== Input for this task

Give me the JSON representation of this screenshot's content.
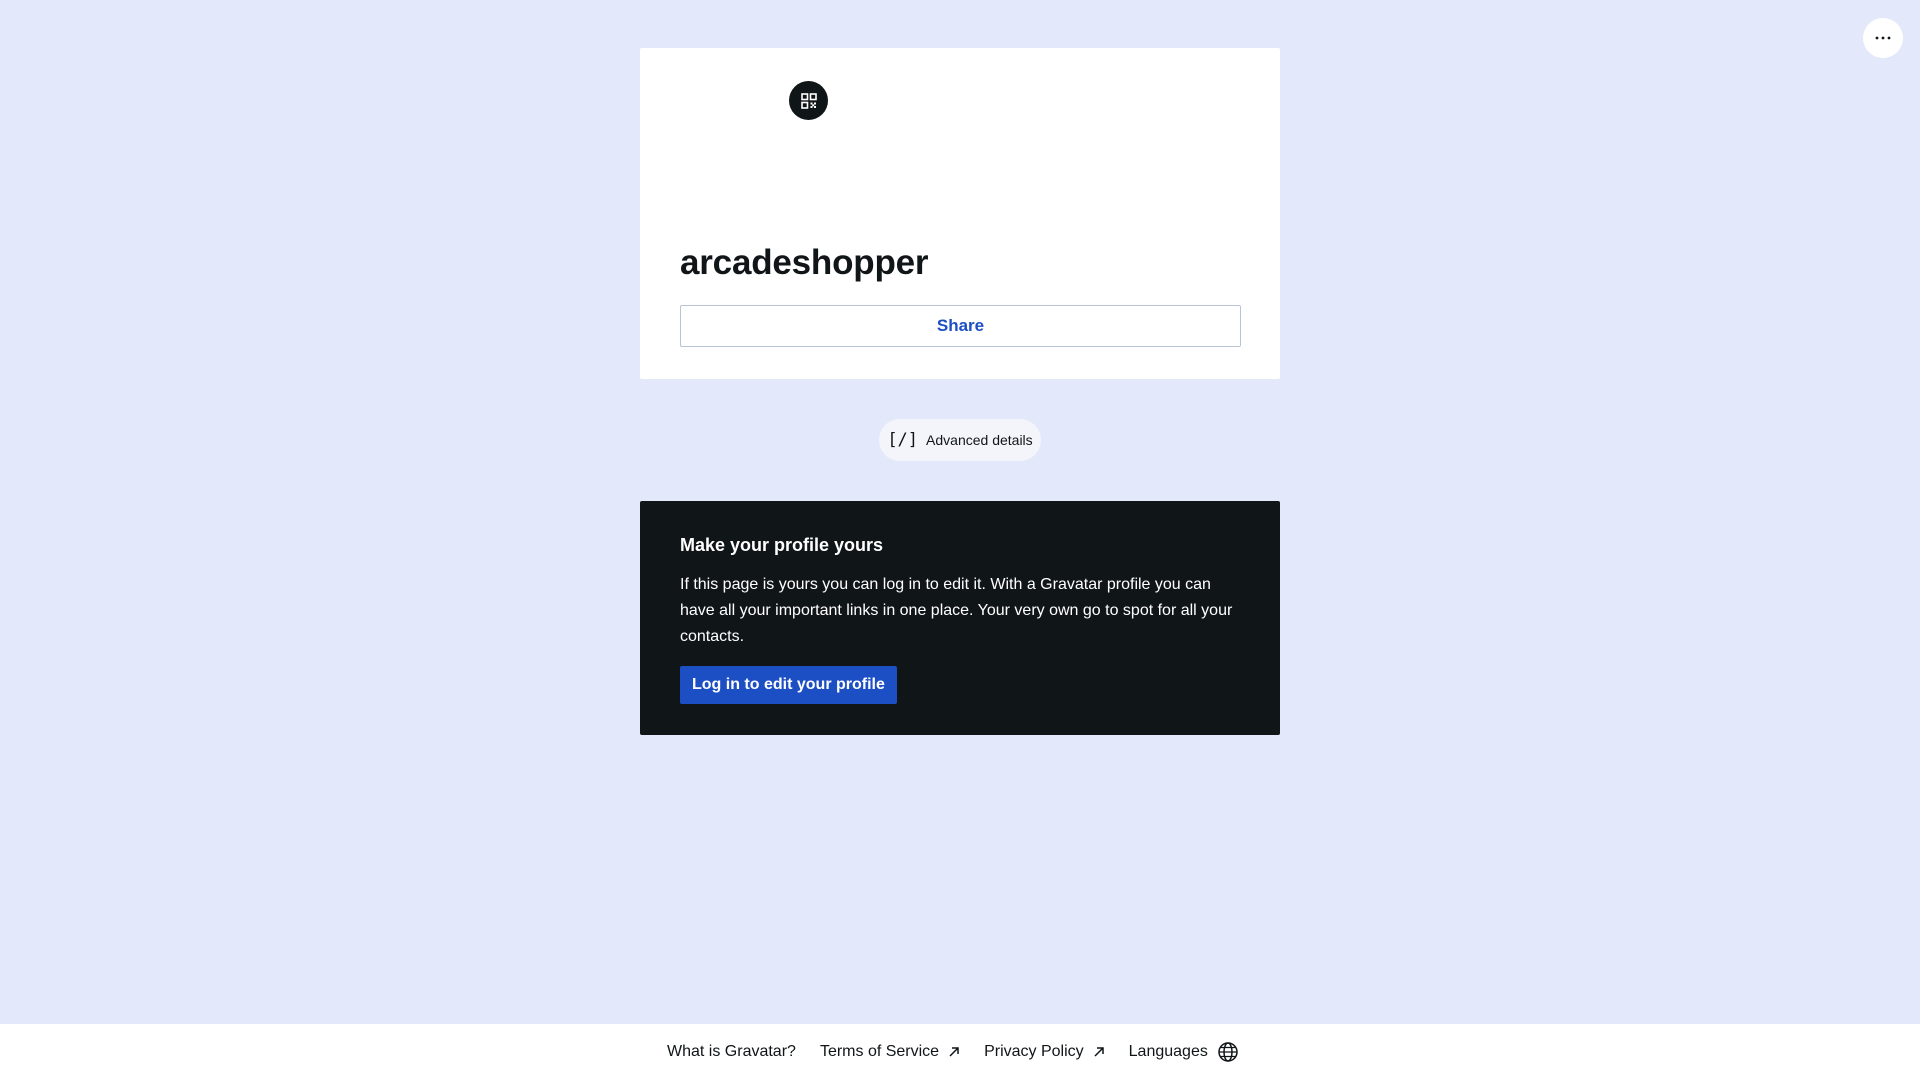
{
  "header": {
    "menu_icon": "more-horizontal-icon"
  },
  "profile": {
    "qr_icon": "qr-code-icon",
    "username": "arcadeshopper",
    "share_label": "Share"
  },
  "advanced": {
    "icon_text": "[/]",
    "label": "Advanced details"
  },
  "cta": {
    "title": "Make your profile yours",
    "body": "If this page is yours you can log in to edit it. With a Gravatar profile you can have all your important links in one place. Your very own go to spot for all your contacts.",
    "button_label": "Log in to edit your profile"
  },
  "footer": {
    "links": [
      {
        "label": "What is Gravatar?",
        "icon": ""
      },
      {
        "label": "Terms of Service",
        "icon": "external-arrow-icon"
      },
      {
        "label": "Privacy Policy",
        "icon": "external-arrow-icon"
      },
      {
        "label": "Languages",
        "icon": "globe-icon"
      }
    ]
  },
  "colors": {
    "background": "#e3e9fa",
    "accent": "#1d4fc4",
    "dark": "#101517"
  }
}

====

Only the number is wanted: how many lines in the entries above contain the word "profile"?

4